— WRITTEN TASK —
Convert every line of the data below into a Markdown table with two columns, Row and Line, where Row gives each line's number and Line holds its text. Leave out blank lines.

::: RECORDS SUPPLIED

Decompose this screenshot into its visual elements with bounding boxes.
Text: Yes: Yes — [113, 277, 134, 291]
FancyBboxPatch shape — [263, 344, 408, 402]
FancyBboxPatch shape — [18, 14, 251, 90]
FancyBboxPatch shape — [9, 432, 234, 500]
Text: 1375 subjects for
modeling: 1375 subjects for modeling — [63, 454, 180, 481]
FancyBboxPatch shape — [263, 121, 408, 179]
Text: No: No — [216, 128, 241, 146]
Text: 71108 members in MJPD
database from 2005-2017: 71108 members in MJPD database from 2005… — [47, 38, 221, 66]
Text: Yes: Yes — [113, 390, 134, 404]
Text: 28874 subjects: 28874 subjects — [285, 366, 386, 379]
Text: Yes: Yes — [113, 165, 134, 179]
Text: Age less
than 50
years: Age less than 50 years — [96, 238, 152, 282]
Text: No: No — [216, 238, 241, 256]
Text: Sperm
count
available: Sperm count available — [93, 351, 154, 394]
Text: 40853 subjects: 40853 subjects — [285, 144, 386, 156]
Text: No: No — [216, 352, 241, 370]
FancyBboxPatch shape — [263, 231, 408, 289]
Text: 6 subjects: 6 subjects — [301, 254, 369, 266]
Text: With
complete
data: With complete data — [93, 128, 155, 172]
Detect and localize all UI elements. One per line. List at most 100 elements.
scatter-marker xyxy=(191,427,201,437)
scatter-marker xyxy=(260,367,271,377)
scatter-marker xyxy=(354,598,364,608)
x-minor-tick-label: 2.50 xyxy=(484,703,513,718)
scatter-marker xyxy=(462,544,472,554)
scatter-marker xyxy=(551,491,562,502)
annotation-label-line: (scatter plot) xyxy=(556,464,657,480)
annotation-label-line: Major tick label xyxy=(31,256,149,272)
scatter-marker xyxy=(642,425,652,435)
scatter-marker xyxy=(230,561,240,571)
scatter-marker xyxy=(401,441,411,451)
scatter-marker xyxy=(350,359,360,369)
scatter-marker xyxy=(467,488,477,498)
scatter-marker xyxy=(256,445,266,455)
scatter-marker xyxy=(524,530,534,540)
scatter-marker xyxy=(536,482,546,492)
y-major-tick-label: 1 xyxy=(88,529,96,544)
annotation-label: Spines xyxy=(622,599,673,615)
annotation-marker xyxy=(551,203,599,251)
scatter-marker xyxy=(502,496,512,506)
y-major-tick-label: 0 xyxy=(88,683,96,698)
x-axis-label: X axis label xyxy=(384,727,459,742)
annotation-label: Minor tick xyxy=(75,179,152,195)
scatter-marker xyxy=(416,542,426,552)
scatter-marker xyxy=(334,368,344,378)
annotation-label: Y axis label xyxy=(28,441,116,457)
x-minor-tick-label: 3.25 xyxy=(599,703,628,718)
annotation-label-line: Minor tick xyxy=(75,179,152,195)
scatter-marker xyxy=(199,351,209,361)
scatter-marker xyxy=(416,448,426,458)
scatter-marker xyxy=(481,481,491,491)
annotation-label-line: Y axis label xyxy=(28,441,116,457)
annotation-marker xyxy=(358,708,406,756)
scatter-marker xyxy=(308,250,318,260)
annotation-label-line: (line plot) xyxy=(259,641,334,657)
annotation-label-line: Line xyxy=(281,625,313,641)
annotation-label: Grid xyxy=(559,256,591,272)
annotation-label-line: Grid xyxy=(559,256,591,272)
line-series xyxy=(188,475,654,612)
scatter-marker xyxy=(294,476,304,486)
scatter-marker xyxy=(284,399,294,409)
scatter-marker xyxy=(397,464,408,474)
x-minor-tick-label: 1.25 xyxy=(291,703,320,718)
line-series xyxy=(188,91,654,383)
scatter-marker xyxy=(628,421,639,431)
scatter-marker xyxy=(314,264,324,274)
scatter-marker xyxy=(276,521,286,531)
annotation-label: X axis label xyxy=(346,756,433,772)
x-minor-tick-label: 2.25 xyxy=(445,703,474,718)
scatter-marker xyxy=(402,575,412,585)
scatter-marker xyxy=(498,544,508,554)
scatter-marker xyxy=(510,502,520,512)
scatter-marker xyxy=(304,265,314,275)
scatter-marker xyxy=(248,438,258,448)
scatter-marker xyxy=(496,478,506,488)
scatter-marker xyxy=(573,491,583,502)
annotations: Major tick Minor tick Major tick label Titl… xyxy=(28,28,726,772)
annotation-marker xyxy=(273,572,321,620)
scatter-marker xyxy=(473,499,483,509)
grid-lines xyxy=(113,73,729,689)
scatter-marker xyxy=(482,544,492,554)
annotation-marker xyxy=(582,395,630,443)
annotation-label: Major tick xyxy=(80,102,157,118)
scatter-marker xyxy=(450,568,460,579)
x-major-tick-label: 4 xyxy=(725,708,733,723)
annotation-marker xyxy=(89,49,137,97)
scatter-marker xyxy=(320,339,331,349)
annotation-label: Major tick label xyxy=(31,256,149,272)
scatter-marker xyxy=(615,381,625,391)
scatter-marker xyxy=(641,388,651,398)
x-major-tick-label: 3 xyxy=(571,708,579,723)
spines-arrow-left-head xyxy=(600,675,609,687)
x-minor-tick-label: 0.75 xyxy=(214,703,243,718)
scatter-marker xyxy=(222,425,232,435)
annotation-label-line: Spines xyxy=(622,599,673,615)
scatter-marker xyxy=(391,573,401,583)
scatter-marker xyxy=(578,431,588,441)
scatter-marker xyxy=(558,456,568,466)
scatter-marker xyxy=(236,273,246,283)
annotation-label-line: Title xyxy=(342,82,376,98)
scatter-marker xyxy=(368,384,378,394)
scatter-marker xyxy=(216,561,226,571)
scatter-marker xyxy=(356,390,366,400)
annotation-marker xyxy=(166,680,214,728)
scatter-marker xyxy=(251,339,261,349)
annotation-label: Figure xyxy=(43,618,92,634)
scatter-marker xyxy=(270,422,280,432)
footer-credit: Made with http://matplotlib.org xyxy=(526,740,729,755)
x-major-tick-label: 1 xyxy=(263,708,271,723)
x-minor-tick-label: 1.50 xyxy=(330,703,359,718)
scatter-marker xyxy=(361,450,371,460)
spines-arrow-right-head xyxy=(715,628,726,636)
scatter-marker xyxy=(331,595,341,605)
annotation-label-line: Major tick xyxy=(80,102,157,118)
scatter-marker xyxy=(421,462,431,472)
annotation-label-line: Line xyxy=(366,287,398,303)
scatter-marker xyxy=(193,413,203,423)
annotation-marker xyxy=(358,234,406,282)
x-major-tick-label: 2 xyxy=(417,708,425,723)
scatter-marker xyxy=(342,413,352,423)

::::::

— IN RESPONSE —
| Row | Line |
|---|---|
| 1 | Decompose this screenshot into its visual elements with bounding boxes. |
| 2 | Text: Yes: Yes — [113, 277, 134, 291] |
| 3 | FancyBboxPatch shape — [263, 344, 408, 402] |
| 4 | FancyBboxPatch shape — [18, 14, 251, 90] |
| 5 | FancyBboxPatch shape — [9, 432, 234, 500] |
| 6 | Text: 1375 subjects for |
| 7 | modeling: 1375 subjects for modeling — [63, 454, 180, 481] |
| 8 | FancyBboxPatch shape — [263, 121, 408, 179] |
| 9 | Text: No: No — [216, 128, 241, 146] |
| 10 | Text: 71108 members in MJPD |
| 11 | database from 2005-2017: 71108 members in MJPD database from 2005… — [47, 38, 221, 66] |
| 12 | Text: Yes: Yes — [113, 390, 134, 404] |
| 13 | Text: 28874 subjects: 28874 subjects — [285, 366, 386, 379] |
| 14 | Text: Yes: Yes — [113, 165, 134, 179] |
| 15 | Text: Age less |
| 16 | than 50 |
| 17 | years: Age less than 50 years — [96, 238, 152, 282] |
| 18 | Text: No: No — [216, 238, 241, 256] |
| 19 | Text: Sperm |
| 20 | count |
| 21 | available: Sperm count available — [93, 351, 154, 394] |
| 22 | Text: 40853 subjects: 40853 subjects — [285, 144, 386, 156] |
| 23 | Text: No: No — [216, 352, 241, 370] |
| 24 | FancyBboxPatch shape — [263, 231, 408, 289] |
| 25 | Text: 6 subjects: 6 subjects — [301, 254, 369, 266] |
| 26 | Text: With |
| 27 | complete |
| 28 | data: With complete data — [93, 128, 155, 172] |
| 29 | Detect and localize all UI elements. One per line. List at most 100 elements. |
| 30 | scatter-marker xyxy=(191,427,201,437) |
| 31 | scatter-marker xyxy=(260,367,271,377) |
| 32 | scatter-marker xyxy=(354,598,364,608) |
| 33 | x-minor-tick-label: 2.50 xyxy=(484,703,513,718) |
| 34 | scatter-marker xyxy=(462,544,472,554) |
| 35 | scatter-marker xyxy=(551,491,562,502) |
| 36 | annotation-label-line: (scatter plot) xyxy=(556,464,657,480) |
| 37 | annotation-label-line: Major tick label xyxy=(31,256,149,272) |
| 38 | scatter-marker xyxy=(642,425,652,435) |
| 39 | scatter-marker xyxy=(230,561,240,571) |
| 40 | scatter-marker xyxy=(401,441,411,451) |
| 41 | scatter-marker xyxy=(350,359,360,369) |
| 42 | scatter-marker xyxy=(467,488,477,498) |
| 43 | scatter-marker xyxy=(256,445,266,455) |
| 44 | scatter-marker xyxy=(524,530,534,540) |
| 45 | scatter-marker xyxy=(536,482,546,492) |
| 46 | y-major-tick-label: 1 xyxy=(88,529,96,544) |
| 47 | annotation-label: Spines xyxy=(622,599,673,615) |
| 48 | annotation-marker xyxy=(551,203,599,251) |
| 49 | scatter-marker xyxy=(502,496,512,506) |
| 50 | y-major-tick-label: 0 xyxy=(88,683,96,698) |
| 51 | x-axis-label: X axis label xyxy=(384,727,459,742) |
| 52 | annotation-label: Minor tick xyxy=(75,179,152,195) |
| 53 | scatter-marker xyxy=(416,542,426,552) |
| 54 | scatter-marker xyxy=(334,368,344,378) |
| 55 | annotation-label: Y axis label xyxy=(28,441,116,457) |
| 56 | x-minor-tick-label: 3.25 xyxy=(599,703,628,718) |
| 57 | annotation-label-line: Minor tick xyxy=(75,179,152,195) |
| 58 | scatter-marker xyxy=(199,351,209,361) |
| 59 | scatter-marker xyxy=(416,448,426,458) |
| 60 | scatter-marker xyxy=(481,481,491,491) |
| 61 | annotation-label-line: Y axis label xyxy=(28,441,116,457) |
| 62 | annotation-marker xyxy=(358,708,406,756) |
| 63 | scatter-marker xyxy=(308,250,318,260) |
| 64 | annotation-label-line: (line plot) xyxy=(259,641,334,657) |
| 65 | annotation-label-line: Line xyxy=(281,625,313,641) |
| 66 | annotation-label: Grid xyxy=(559,256,591,272) |
| 67 | annotation-label-line: Grid xyxy=(559,256,591,272) |
| 68 | line-series xyxy=(188,475,654,612) |
| 69 | scatter-marker xyxy=(294,476,304,486) |
| 70 | scatter-marker xyxy=(284,399,294,409) |
| 71 | scatter-marker xyxy=(397,464,408,474) |
| 72 | x-minor-tick-label: 1.25 xyxy=(291,703,320,718) |
| 73 | line-series xyxy=(188,91,654,383) |
| 74 | scatter-marker xyxy=(628,421,639,431) |
| 75 | scatter-marker xyxy=(314,264,324,274) |
| 76 | scatter-marker xyxy=(276,521,286,531) |
| 77 | annotation-label: X axis label xyxy=(346,756,433,772) |
| 78 | x-minor-tick-label: 2.25 xyxy=(445,703,474,718) |
| 79 | scatter-marker xyxy=(402,575,412,585) |
| 80 | scatter-marker xyxy=(498,544,508,554) |
| 81 | scatter-marker xyxy=(510,502,520,512) |
| 82 | scatter-marker xyxy=(304,265,314,275) |
| 83 | scatter-marker xyxy=(248,438,258,448) |
| 84 | scatter-marker xyxy=(496,478,506,488) |
| 85 | scatter-marker xyxy=(573,491,583,502) |
| 86 | annotations: Major tick Minor tick Major tick label Titl… xyxy=(28,28,726,772) |
| 87 | annotation-marker xyxy=(273,572,321,620) |
| 88 | scatter-marker xyxy=(473,499,483,509) |
| 89 | grid-lines xyxy=(113,73,729,689) |
| 90 | scatter-marker xyxy=(482,544,492,554) |
| 91 | annotation-marker xyxy=(582,395,630,443) |
| 92 | annotation-label: Major tick xyxy=(80,102,157,118) |
| 93 | scatter-marker xyxy=(450,568,460,579) |
| 94 | x-major-tick-label: 4 xyxy=(725,708,733,723) |
| 95 | annotation-marker xyxy=(89,49,137,97) |
| 96 | scatter-marker xyxy=(320,339,331,349) |
| 97 | annotation-label: Major tick label xyxy=(31,256,149,272) |
| 98 | scatter-marker xyxy=(615,381,625,391) |
| 99 | scatter-marker xyxy=(641,388,651,398) |
| 100 | x-major-tick-label: 3 xyxy=(571,708,579,723) |
| 101 | spines-arrow-left-head xyxy=(600,675,609,687) |
| 102 | x-minor-tick-label: 0.75 xyxy=(214,703,243,718) |
| 103 | scatter-marker xyxy=(222,425,232,435) |
| 104 | annotation-label-line: Spines xyxy=(622,599,673,615) |
| 105 | scatter-marker xyxy=(391,573,401,583) |
| 106 | scatter-marker xyxy=(578,431,588,441) |
| 107 | scatter-marker xyxy=(558,456,568,466) |
| 108 | scatter-marker xyxy=(236,273,246,283) |
| 109 | annotation-label-line: Title xyxy=(342,82,376,98) |
| 110 | scatter-marker xyxy=(368,384,378,394) |
| 111 | scatter-marker xyxy=(216,561,226,571) |
| 112 | scatter-marker xyxy=(356,390,366,400) |
| 113 | annotation-marker xyxy=(166,680,214,728) |
| 114 | scatter-marker xyxy=(251,339,261,349) |
| 115 | annotation-label: Figure xyxy=(43,618,92,634) |
| 116 | scatter-marker xyxy=(270,422,280,432) |
| 117 | footer-credit: Made with http://matplotlib.org xyxy=(526,740,729,755) |
| 118 | x-major-tick-label: 1 xyxy=(263,708,271,723) |
| 119 | x-minor-tick-label: 1.50 xyxy=(330,703,359,718) |
| 120 | scatter-marker xyxy=(361,450,371,460) |
| 121 | spines-arrow-right-head xyxy=(715,628,726,636) |
| 122 | scatter-marker xyxy=(331,595,341,605) |
| 123 | annotation-label-line: Major tick xyxy=(80,102,157,118) |
| 124 | scatter-marker xyxy=(421,462,431,472) |
| 125 | annotation-label-line: Line xyxy=(366,287,398,303) |
| 126 | scatter-marker xyxy=(193,413,203,423) |
| 127 | annotation-marker xyxy=(358,234,406,282) |
| 128 | x-major-tick-label: 2 xyxy=(417,708,425,723) |
| 129 | scatter-marker xyxy=(342,413,352,423) |